Task to carry out: Leave out every picture, then transcribe the rest of the listing exactly.

Source records:

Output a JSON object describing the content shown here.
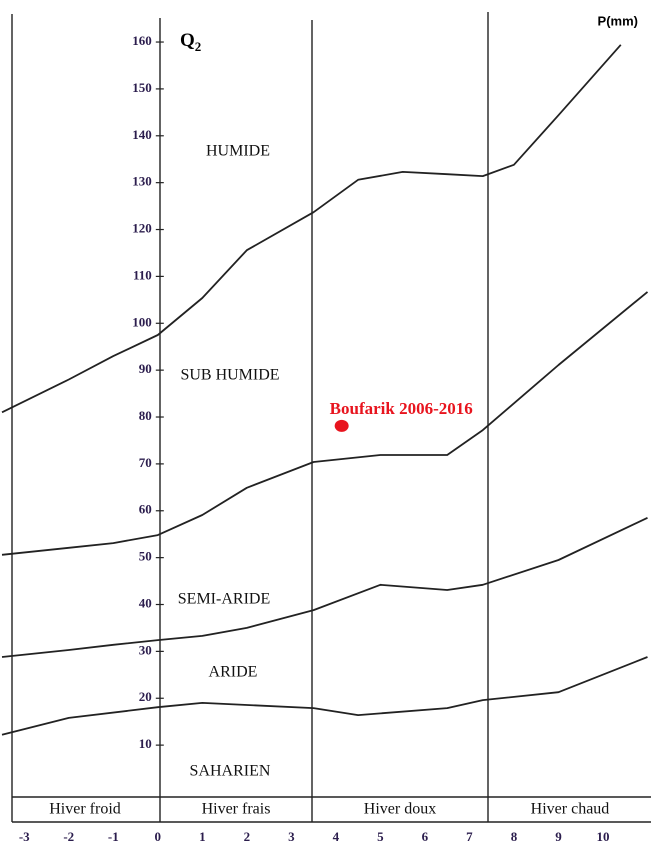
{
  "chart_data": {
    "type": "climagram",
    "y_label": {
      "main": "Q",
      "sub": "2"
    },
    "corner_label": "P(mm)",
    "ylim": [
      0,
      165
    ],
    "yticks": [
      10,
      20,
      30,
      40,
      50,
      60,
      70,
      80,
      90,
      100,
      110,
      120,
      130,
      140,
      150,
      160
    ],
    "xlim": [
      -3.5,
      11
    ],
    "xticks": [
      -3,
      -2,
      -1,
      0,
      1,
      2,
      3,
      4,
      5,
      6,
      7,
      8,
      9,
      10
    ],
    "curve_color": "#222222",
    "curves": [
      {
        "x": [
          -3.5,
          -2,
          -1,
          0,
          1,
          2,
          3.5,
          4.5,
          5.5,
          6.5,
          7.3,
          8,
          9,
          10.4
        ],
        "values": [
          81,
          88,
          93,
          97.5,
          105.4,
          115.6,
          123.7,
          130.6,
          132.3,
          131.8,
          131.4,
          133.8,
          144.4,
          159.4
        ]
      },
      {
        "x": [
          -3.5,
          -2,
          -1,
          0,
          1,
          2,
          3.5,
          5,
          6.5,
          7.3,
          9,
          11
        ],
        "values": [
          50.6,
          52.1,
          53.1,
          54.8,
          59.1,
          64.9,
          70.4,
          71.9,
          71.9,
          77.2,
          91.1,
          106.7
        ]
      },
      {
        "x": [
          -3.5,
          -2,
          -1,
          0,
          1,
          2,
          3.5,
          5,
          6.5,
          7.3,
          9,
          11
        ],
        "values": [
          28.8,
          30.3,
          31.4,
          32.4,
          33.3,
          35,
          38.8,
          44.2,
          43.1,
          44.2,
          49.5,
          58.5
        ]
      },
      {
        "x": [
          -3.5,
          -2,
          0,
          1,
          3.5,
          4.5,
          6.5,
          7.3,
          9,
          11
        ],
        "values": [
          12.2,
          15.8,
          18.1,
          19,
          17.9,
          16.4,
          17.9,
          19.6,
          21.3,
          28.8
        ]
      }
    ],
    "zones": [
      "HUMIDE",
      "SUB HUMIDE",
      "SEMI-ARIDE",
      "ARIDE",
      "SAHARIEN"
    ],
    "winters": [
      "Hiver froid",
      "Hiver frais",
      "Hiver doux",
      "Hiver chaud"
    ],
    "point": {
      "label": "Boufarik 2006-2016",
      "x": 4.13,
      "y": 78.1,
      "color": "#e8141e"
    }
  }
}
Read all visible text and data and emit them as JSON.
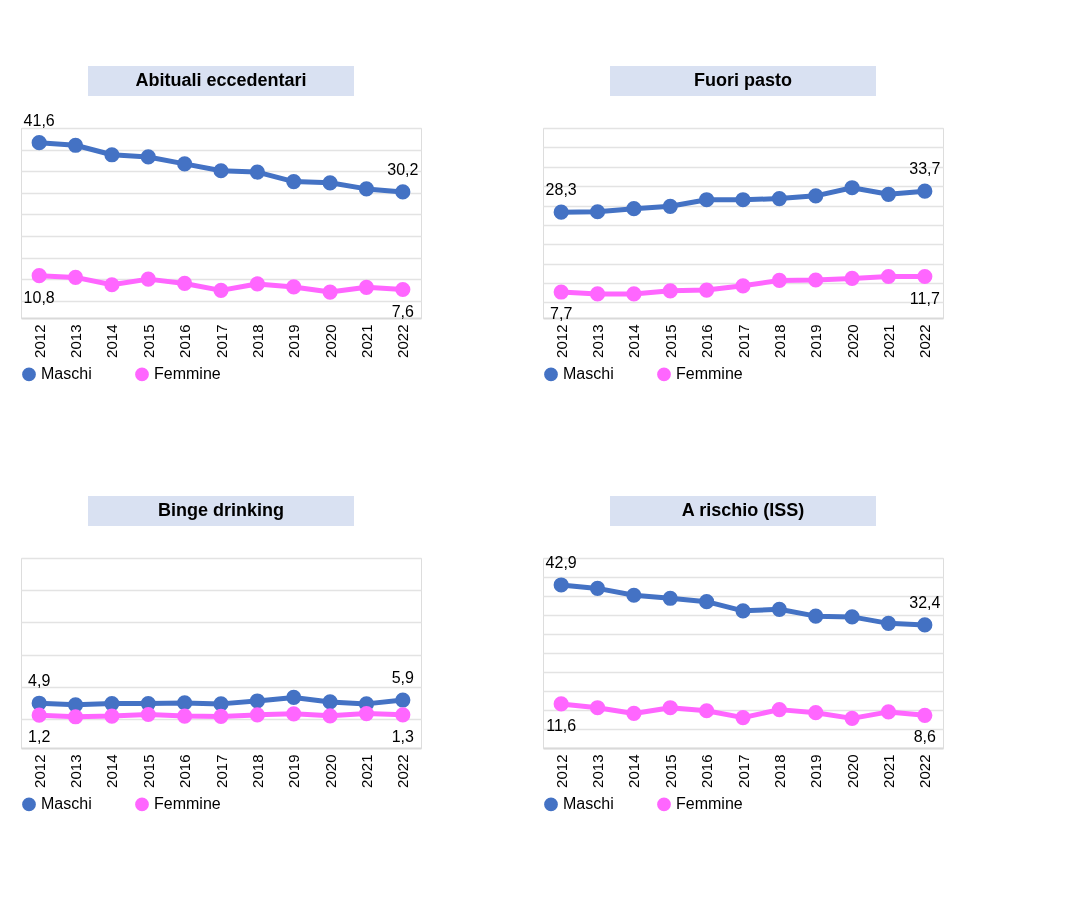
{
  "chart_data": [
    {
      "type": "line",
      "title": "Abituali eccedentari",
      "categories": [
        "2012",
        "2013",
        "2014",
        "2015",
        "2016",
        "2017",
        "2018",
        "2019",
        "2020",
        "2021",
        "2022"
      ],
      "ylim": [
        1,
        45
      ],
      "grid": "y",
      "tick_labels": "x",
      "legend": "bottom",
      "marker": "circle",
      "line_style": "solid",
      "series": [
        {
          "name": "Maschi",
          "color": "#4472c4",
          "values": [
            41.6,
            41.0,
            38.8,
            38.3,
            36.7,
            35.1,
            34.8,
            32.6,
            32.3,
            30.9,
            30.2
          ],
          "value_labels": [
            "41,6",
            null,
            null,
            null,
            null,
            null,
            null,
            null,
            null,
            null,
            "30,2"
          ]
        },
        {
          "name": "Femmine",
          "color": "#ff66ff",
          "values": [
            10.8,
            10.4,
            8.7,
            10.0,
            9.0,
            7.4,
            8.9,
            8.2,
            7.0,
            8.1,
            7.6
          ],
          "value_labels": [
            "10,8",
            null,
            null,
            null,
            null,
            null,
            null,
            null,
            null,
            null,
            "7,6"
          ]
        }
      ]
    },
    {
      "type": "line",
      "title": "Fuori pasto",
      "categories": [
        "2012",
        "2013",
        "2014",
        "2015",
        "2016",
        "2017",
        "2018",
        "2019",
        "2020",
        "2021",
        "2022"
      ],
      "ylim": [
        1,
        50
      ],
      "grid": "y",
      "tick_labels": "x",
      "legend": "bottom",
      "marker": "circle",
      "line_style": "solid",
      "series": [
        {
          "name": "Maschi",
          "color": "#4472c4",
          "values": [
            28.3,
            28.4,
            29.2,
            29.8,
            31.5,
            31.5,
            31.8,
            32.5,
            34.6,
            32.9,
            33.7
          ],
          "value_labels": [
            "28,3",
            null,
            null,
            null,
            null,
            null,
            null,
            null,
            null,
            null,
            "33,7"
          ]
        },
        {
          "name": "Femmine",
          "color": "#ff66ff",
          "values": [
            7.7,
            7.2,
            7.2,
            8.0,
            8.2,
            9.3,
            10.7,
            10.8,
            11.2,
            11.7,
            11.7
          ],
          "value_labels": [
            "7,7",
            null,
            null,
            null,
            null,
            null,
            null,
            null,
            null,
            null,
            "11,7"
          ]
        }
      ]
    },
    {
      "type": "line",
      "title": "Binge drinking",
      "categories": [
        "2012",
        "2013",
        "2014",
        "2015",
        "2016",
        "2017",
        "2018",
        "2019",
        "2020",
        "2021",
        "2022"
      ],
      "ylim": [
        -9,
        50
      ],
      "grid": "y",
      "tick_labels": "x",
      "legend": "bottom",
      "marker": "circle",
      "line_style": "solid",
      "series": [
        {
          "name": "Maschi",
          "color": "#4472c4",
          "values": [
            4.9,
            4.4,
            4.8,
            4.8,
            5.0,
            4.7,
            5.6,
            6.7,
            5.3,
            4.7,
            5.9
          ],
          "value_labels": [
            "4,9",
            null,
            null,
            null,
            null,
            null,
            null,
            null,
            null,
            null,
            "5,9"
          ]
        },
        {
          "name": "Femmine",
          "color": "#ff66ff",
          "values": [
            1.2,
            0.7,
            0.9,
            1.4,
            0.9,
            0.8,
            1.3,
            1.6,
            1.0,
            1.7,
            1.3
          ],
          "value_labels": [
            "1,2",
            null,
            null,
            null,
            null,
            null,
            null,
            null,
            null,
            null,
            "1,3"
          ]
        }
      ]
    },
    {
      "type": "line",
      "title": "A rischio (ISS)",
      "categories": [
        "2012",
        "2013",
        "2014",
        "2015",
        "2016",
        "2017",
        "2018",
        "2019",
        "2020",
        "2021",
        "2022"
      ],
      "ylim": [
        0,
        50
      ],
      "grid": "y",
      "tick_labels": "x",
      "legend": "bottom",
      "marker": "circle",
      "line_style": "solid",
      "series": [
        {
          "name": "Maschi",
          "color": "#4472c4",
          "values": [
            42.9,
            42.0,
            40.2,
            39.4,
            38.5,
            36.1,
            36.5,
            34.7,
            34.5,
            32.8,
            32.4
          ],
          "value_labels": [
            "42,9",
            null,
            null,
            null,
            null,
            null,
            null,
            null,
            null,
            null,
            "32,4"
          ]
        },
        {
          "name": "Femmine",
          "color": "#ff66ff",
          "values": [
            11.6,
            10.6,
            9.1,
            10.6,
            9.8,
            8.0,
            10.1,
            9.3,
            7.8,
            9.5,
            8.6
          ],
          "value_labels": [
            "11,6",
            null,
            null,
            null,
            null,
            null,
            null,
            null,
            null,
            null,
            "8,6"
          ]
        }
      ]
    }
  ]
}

Answer to the exercise:
Output a JSON object describing the content shown here.
{
  "chart_data": {
    "type": "climagram",
    "y_label": {
      "main": "Q",
      "sub": "2"
    },
    "corner_label": "P(mm)",
    "ylim": [
      0,
      165
    ],
    "yticks": [
      10,
      20,
      30,
      40,
      50,
      60,
      70,
      80,
      90,
      100,
      110,
      120,
      130,
      140,
      150,
      160
    ],
    "xlim": [
      -3.5,
      11
    ],
    "xticks": [
      -3,
      -2,
      -1,
      0,
      1,
      2,
      3,
      4,
      5,
      6,
      7,
      8,
      9,
      10
    ],
    "curve_color": "#222222",
    "curves": [
      {
        "x": [
          -3.5,
          -2,
          -1,
          0,
          1,
          2,
          3.5,
          4.5,
          5.5,
          6.5,
          7.3,
          8,
          9,
          10.4
        ],
        "values": [
          81,
          88,
          93,
          97.5,
          105.4,
          115.6,
          123.7,
          130.6,
          132.3,
          131.8,
          131.4,
          133.8,
          144.4,
          159.4
        ]
      },
      {
        "x": [
          -3.5,
          -2,
          -1,
          0,
          1,
          2,
          3.5,
          5,
          6.5,
          7.3,
          9,
          11
        ],
        "values": [
          50.6,
          52.1,
          53.1,
          54.8,
          59.1,
          64.9,
          70.4,
          71.9,
          71.9,
          77.2,
          91.1,
          106.7
        ]
      },
      {
        "x": [
          -3.5,
          -2,
          -1,
          0,
          1,
          2,
          3.5,
          5,
          6.5,
          7.3,
          9,
          11
        ],
        "values": [
          28.8,
          30.3,
          31.4,
          32.4,
          33.3,
          35,
          38.8,
          44.2,
          43.1,
          44.2,
          49.5,
          58.5
        ]
      },
      {
        "x": [
          -3.5,
          -2,
          0,
          1,
          3.5,
          4.5,
          6.5,
          7.3,
          9,
          11
        ],
        "values": [
          12.2,
          15.8,
          18.1,
          19,
          17.9,
          16.4,
          17.9,
          19.6,
          21.3,
          28.8
        ]
      }
    ],
    "zones": [
      "HUMIDE",
      "SUB HUMIDE",
      "SEMI-ARIDE",
      "ARIDE",
      "SAHARIEN"
    ],
    "winters": [
      "Hiver froid",
      "Hiver frais",
      "Hiver doux",
      "Hiver chaud"
    ],
    "point": {
      "label": "Boufarik 2006-2016",
      "x": 4.13,
      "y": 78.1,
      "color": "#e8141e"
    }
  }
}
Read all visible text and data and emit them as JSON.
{
  "chart_data": [
    {
      "type": "line",
      "title": "Abituali eccedentari",
      "categories": [
        "2012",
        "2013",
        "2014",
        "2015",
        "2016",
        "2017",
        "2018",
        "2019",
        "2020",
        "2021",
        "2022"
      ],
      "ylim": [
        1,
        45
      ],
      "grid": "y",
      "tick_labels": "x",
      "legend": "bottom",
      "marker": "circle",
      "line_style": "solid",
      "series": [
        {
          "name": "Maschi",
          "color": "#4472c4",
          "values": [
            41.6,
            41.0,
            38.8,
            38.3,
            36.7,
            35.1,
            34.8,
            32.6,
            32.3,
            30.9,
            30.2
          ],
          "value_labels": [
            "41,6",
            null,
            null,
            null,
            null,
            null,
            null,
            null,
            null,
            null,
            "30,2"
          ]
        },
        {
          "name": "Femmine",
          "color": "#ff66ff",
          "values": [
            10.8,
            10.4,
            8.7,
            10.0,
            9.0,
            7.4,
            8.9,
            8.2,
            7.0,
            8.1,
            7.6
          ],
          "value_labels": [
            "10,8",
            null,
            null,
            null,
            null,
            null,
            null,
            null,
            null,
            null,
            "7,6"
          ]
        }
      ]
    },
    {
      "type": "line",
      "title": "Fuori pasto",
      "categories": [
        "2012",
        "2013",
        "2014",
        "2015",
        "2016",
        "2017",
        "2018",
        "2019",
        "2020",
        "2021",
        "2022"
      ],
      "ylim": [
        1,
        50
      ],
      "grid": "y",
      "tick_labels": "x",
      "legend": "bottom",
      "marker": "circle",
      "line_style": "solid",
      "series": [
        {
          "name": "Maschi",
          "color": "#4472c4",
          "values": [
            28.3,
            28.4,
            29.2,
            29.8,
            31.5,
            31.5,
            31.8,
            32.5,
            34.6,
            32.9,
            33.7
          ],
          "value_labels": [
            "28,3",
            null,
            null,
            null,
            null,
            null,
            null,
            null,
            null,
            null,
            "33,7"
          ]
        },
        {
          "name": "Femmine",
          "color": "#ff66ff",
          "values": [
            7.7,
            7.2,
            7.2,
            8.0,
            8.2,
            9.3,
            10.7,
            10.8,
            11.2,
            11.7,
            11.7
          ],
          "value_labels": [
            "7,7",
            null,
            null,
            null,
            null,
            null,
            null,
            null,
            null,
            null,
            "11,7"
          ]
        }
      ]
    },
    {
      "type": "line",
      "title": "Binge drinking",
      "categories": [
        "2012",
        "2013",
        "2014",
        "2015",
        "2016",
        "2017",
        "2018",
        "2019",
        "2020",
        "2021",
        "2022"
      ],
      "ylim": [
        -9,
        50
      ],
      "grid": "y",
      "tick_labels": "x",
      "legend": "bottom",
      "marker": "circle",
      "line_style": "solid",
      "series": [
        {
          "name": "Maschi",
          "color": "#4472c4",
          "values": [
            4.9,
            4.4,
            4.8,
            4.8,
            5.0,
            4.7,
            5.6,
            6.7,
            5.3,
            4.7,
            5.9
          ],
          "value_labels": [
            "4,9",
            null,
            null,
            null,
            null,
            null,
            null,
            null,
            null,
            null,
            "5,9"
          ]
        },
        {
          "name": "Femmine",
          "color": "#ff66ff",
          "values": [
            1.2,
            0.7,
            0.9,
            1.4,
            0.9,
            0.8,
            1.3,
            1.6,
            1.0,
            1.7,
            1.3
          ],
          "value_labels": [
            "1,2",
            null,
            null,
            null,
            null,
            null,
            null,
            null,
            null,
            null,
            "1,3"
          ]
        }
      ]
    },
    {
      "type": "line",
      "title": "A rischio (ISS)",
      "categories": [
        "2012",
        "2013",
        "2014",
        "2015",
        "2016",
        "2017",
        "2018",
        "2019",
        "2020",
        "2021",
        "2022"
      ],
      "ylim": [
        0,
        50
      ],
      "grid": "y",
      "tick_labels": "x",
      "legend": "bottom",
      "marker": "circle",
      "line_style": "solid",
      "series": [
        {
          "name": "Maschi",
          "color": "#4472c4",
          "values": [
            42.9,
            42.0,
            40.2,
            39.4,
            38.5,
            36.1,
            36.5,
            34.7,
            34.5,
            32.8,
            32.4
          ],
          "value_labels": [
            "42,9",
            null,
            null,
            null,
            null,
            null,
            null,
            null,
            null,
            null,
            "32,4"
          ]
        },
        {
          "name": "Femmine",
          "color": "#ff66ff",
          "values": [
            11.6,
            10.6,
            9.1,
            10.6,
            9.8,
            8.0,
            10.1,
            9.3,
            7.8,
            9.5,
            8.6
          ],
          "value_labels": [
            "11,6",
            null,
            null,
            null,
            null,
            null,
            null,
            null,
            null,
            null,
            "8,6"
          ]
        }
      ]
    }
  ]
}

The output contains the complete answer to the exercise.